Write out all lines holding the word "screenshot".
────────
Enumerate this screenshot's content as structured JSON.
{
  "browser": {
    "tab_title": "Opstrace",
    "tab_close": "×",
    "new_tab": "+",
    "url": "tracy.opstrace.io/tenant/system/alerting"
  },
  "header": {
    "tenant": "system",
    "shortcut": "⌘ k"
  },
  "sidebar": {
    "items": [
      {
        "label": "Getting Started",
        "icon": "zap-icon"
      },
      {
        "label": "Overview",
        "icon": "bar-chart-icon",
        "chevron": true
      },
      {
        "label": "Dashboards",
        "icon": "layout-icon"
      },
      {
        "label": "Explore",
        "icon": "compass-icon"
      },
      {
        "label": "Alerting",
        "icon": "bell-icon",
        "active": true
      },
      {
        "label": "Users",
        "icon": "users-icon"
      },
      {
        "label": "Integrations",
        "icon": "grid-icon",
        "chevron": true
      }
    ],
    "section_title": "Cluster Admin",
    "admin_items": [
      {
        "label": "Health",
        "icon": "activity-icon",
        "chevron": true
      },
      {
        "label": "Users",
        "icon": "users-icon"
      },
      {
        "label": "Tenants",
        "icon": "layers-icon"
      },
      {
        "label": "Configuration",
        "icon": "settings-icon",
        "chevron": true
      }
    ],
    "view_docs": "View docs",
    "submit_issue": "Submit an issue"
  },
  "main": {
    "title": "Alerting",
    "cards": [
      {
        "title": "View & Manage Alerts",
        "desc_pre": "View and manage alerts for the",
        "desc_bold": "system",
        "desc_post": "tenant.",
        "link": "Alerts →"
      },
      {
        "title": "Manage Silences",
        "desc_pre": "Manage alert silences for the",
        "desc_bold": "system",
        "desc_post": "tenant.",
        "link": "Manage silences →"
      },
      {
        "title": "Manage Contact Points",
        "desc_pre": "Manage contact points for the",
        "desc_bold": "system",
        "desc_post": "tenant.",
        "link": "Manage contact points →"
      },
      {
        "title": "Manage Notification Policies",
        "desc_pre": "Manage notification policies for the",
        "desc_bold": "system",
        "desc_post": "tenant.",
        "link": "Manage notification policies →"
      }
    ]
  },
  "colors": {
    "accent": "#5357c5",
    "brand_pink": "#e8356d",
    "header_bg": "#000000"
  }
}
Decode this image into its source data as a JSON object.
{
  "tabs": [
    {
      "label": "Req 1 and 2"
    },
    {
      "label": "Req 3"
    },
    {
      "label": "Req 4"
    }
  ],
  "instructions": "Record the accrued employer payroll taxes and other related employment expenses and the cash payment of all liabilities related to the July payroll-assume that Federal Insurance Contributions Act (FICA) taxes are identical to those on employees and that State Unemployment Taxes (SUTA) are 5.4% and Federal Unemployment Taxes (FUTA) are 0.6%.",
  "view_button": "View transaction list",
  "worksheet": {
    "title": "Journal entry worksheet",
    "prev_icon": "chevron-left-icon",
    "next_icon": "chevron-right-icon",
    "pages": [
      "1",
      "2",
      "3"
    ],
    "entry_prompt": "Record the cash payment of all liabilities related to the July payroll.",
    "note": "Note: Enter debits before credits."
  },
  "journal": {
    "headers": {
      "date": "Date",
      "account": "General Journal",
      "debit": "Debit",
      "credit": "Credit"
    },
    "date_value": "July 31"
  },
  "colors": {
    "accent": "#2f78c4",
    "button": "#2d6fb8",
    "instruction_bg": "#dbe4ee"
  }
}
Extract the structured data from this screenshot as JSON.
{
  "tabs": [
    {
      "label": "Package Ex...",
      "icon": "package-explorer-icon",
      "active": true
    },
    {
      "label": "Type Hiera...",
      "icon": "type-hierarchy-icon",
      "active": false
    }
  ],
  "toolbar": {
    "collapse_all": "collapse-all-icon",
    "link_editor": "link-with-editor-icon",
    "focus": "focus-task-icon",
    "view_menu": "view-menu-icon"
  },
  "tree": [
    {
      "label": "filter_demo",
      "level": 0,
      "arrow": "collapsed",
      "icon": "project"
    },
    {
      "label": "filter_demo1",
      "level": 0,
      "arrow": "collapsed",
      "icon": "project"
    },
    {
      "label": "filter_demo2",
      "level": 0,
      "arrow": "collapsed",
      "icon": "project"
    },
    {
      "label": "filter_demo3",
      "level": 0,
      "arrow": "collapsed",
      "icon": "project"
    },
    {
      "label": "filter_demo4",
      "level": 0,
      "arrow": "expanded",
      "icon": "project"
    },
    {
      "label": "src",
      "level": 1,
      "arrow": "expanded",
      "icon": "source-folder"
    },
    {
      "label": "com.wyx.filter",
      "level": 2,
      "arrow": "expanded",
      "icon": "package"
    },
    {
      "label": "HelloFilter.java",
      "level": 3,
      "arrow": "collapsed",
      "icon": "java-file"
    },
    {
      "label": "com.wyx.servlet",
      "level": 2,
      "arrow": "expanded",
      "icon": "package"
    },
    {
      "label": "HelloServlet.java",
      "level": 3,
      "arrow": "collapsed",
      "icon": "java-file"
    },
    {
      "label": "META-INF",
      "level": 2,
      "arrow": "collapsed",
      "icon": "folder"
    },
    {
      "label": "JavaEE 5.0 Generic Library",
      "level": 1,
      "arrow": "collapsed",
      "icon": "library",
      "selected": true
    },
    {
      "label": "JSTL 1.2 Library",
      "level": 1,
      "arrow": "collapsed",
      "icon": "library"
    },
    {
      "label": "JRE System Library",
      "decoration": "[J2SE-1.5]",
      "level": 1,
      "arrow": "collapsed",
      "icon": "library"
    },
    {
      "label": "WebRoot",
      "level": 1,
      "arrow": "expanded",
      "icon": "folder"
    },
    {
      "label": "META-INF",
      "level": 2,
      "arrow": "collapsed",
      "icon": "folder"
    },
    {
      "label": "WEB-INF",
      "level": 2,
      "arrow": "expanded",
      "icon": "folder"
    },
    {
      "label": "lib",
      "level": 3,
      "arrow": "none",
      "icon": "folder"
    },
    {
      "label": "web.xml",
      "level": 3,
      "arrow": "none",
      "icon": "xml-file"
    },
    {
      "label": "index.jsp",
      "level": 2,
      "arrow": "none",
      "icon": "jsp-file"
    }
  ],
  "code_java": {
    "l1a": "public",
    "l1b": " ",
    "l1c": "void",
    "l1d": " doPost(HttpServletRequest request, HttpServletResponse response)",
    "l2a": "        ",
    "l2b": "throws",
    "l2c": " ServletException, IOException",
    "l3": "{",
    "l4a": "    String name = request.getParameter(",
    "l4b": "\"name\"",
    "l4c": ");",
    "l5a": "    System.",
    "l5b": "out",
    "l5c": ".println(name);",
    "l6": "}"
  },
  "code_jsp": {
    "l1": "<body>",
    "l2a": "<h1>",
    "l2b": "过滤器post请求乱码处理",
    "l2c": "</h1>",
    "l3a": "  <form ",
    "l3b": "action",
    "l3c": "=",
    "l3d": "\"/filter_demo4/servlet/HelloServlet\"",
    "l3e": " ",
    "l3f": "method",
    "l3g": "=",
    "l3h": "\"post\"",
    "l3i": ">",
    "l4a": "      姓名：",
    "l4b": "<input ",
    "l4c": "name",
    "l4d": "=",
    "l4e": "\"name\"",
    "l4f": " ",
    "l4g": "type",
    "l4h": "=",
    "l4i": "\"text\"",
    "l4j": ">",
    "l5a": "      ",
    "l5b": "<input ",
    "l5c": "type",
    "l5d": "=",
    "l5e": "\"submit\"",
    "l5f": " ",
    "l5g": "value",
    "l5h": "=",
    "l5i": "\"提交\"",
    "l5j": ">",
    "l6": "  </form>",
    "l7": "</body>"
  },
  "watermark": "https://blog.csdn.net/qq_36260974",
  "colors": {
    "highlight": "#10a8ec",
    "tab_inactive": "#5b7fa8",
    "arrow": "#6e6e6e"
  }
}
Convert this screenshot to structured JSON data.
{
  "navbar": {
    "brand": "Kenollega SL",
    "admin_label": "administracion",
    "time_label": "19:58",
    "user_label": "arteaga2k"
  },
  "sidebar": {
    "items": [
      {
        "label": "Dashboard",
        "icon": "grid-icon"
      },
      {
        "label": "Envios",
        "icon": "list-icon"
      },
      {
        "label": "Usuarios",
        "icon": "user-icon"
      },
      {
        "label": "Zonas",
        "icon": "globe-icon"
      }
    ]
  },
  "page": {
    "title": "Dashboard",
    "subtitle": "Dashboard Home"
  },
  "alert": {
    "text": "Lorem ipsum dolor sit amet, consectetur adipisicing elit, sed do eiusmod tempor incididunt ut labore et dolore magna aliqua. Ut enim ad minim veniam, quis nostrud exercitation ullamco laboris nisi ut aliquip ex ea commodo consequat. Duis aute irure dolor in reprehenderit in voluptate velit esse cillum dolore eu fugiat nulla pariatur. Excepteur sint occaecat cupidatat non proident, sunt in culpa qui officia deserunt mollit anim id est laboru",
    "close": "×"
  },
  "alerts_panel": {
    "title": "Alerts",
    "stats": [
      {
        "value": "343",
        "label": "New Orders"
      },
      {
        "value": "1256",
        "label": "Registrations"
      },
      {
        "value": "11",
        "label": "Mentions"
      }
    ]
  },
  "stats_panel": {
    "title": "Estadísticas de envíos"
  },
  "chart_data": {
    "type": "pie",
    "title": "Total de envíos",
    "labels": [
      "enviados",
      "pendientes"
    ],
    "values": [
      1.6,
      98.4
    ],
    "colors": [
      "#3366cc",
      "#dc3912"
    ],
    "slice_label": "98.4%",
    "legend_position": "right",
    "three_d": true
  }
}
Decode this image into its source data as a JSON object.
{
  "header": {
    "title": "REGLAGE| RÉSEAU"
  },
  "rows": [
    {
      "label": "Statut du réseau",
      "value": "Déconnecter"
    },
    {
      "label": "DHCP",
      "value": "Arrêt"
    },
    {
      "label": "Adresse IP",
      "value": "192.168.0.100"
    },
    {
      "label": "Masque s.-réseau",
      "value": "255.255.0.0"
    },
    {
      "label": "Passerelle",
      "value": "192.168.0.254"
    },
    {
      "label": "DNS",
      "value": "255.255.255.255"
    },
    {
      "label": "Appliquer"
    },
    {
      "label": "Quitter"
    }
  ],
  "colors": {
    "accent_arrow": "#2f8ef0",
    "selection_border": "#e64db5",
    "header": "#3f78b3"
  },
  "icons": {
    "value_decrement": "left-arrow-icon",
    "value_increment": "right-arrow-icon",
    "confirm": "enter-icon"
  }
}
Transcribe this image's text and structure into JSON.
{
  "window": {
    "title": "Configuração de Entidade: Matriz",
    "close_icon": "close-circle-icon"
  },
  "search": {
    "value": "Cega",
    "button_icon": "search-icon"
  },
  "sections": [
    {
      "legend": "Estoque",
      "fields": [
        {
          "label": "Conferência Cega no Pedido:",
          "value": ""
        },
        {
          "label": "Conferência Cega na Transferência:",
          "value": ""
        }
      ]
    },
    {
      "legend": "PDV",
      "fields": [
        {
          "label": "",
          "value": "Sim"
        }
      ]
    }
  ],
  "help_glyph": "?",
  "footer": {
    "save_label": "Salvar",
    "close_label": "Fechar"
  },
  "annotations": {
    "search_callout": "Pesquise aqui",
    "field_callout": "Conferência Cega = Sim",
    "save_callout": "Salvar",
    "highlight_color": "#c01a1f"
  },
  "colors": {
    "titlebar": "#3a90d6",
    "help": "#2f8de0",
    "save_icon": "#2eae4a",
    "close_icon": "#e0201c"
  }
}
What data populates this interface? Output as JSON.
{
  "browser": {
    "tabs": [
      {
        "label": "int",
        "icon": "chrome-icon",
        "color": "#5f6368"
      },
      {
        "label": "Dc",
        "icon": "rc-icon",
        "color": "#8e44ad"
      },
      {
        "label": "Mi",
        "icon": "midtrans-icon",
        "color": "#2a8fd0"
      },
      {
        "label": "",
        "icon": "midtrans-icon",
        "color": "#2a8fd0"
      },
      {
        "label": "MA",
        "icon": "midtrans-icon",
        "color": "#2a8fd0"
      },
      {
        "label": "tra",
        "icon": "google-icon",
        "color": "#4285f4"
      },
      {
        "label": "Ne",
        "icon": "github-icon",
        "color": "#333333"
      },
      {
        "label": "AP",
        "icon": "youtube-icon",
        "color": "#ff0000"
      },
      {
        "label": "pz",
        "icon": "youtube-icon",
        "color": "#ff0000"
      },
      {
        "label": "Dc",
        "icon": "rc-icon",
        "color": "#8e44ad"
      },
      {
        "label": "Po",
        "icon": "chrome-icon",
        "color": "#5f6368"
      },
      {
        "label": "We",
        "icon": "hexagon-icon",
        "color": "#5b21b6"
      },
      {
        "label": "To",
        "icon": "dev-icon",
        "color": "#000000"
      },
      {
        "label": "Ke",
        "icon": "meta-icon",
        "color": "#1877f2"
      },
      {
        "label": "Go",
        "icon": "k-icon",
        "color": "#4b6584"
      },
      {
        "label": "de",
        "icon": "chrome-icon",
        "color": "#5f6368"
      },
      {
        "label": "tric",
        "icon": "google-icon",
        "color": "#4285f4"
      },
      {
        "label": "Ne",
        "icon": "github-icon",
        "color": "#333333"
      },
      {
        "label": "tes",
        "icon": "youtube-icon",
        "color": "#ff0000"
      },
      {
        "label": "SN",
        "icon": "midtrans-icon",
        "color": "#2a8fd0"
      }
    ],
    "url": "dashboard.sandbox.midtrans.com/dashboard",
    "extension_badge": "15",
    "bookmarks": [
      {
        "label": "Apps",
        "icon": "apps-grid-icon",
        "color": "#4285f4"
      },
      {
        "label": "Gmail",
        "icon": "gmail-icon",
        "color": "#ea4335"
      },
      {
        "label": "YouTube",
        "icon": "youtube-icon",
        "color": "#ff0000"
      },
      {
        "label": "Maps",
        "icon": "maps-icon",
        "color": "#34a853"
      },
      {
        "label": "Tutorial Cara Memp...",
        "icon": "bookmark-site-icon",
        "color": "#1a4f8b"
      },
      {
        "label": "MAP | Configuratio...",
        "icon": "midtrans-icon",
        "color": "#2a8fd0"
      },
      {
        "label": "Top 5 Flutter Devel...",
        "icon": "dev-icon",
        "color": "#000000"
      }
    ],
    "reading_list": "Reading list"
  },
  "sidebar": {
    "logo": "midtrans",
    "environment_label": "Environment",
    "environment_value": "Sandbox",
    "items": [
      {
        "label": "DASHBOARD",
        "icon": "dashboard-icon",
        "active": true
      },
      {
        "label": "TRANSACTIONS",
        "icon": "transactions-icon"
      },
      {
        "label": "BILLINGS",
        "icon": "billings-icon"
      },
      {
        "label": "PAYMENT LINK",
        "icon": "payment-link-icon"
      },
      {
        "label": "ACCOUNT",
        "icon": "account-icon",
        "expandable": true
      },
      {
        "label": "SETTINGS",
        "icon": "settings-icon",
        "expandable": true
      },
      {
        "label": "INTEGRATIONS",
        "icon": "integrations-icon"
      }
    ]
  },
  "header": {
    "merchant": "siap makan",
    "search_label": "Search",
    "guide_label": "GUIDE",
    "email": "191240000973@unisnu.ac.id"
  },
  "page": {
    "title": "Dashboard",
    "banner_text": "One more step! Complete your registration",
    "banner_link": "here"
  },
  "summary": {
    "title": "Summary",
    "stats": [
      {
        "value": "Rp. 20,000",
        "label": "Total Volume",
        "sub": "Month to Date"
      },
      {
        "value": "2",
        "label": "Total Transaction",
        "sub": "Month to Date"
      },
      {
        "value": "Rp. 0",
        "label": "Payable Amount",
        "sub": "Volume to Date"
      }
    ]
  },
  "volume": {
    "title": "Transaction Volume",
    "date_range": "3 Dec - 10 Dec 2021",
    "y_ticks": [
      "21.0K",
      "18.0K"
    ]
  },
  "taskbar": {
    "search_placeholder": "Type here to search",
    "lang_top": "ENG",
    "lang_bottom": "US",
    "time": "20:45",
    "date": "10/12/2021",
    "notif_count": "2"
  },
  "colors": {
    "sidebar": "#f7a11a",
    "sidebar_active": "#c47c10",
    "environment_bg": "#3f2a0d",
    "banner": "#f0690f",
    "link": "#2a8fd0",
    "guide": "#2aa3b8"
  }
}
────────
Response to the task:
Enumerate this screenshot's content as structured JSON.
Extract the structured data from this screenshot as JSON.
Convert this screenshot to structured JSON data.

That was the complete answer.